'''

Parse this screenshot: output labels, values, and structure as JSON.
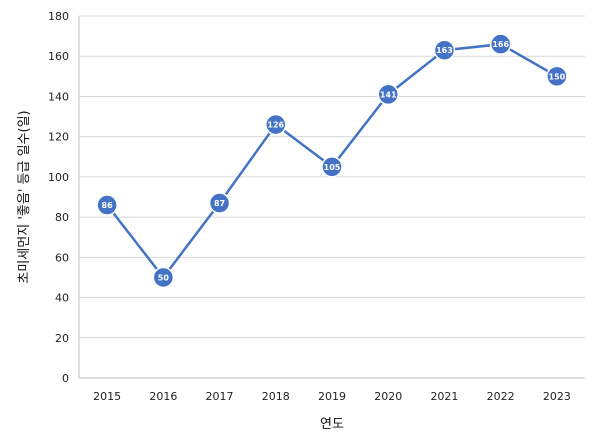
{
  "chart_data": {
    "type": "line",
    "x": [
      "2015",
      "2016",
      "2017",
      "2018",
      "2019",
      "2020",
      "2021",
      "2022",
      "2023"
    ],
    "values": [
      86,
      50,
      87,
      126,
      105,
      141,
      163,
      166,
      150
    ],
    "data_labels": [
      "86",
      "50",
      "87",
      "126",
      "105",
      "141",
      "163",
      "166",
      "150"
    ],
    "xlabel": "연도",
    "ylabel": "초미세먼지 '좋음' 등급 일수(일)",
    "ylim": [
      0,
      180
    ],
    "yticks": [
      0,
      20,
      40,
      60,
      80,
      100,
      120,
      140,
      160,
      180
    ],
    "grid": true,
    "legend": "none",
    "line_color": "#4472C4",
    "marker_fill": "#4472C4",
    "marker_stroke": "#ffffff",
    "grid_color": "#d9d9d9"
  }
}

'''

_Exercise goal_.
Your task is to copy the entries in full and exactly, without any images.

_The reply_.
Parse this screenshot: output labels, values, and structure as JSON.
{
  "chart_data": {
    "type": "line",
    "x": [
      "2015",
      "2016",
      "2017",
      "2018",
      "2019",
      "2020",
      "2021",
      "2022",
      "2023"
    ],
    "values": [
      86,
      50,
      87,
      126,
      105,
      141,
      163,
      166,
      150
    ],
    "data_labels": [
      "86",
      "50",
      "87",
      "126",
      "105",
      "141",
      "163",
      "166",
      "150"
    ],
    "xlabel": "연도",
    "ylabel": "초미세먼지 '좋음' 등급 일수(일)",
    "ylim": [
      0,
      180
    ],
    "yticks": [
      0,
      20,
      40,
      60,
      80,
      100,
      120,
      140,
      160,
      180
    ],
    "grid": true,
    "legend": "none",
    "line_color": "#4472C4",
    "marker_fill": "#4472C4",
    "marker_stroke": "#ffffff",
    "grid_color": "#d9d9d9"
  }
}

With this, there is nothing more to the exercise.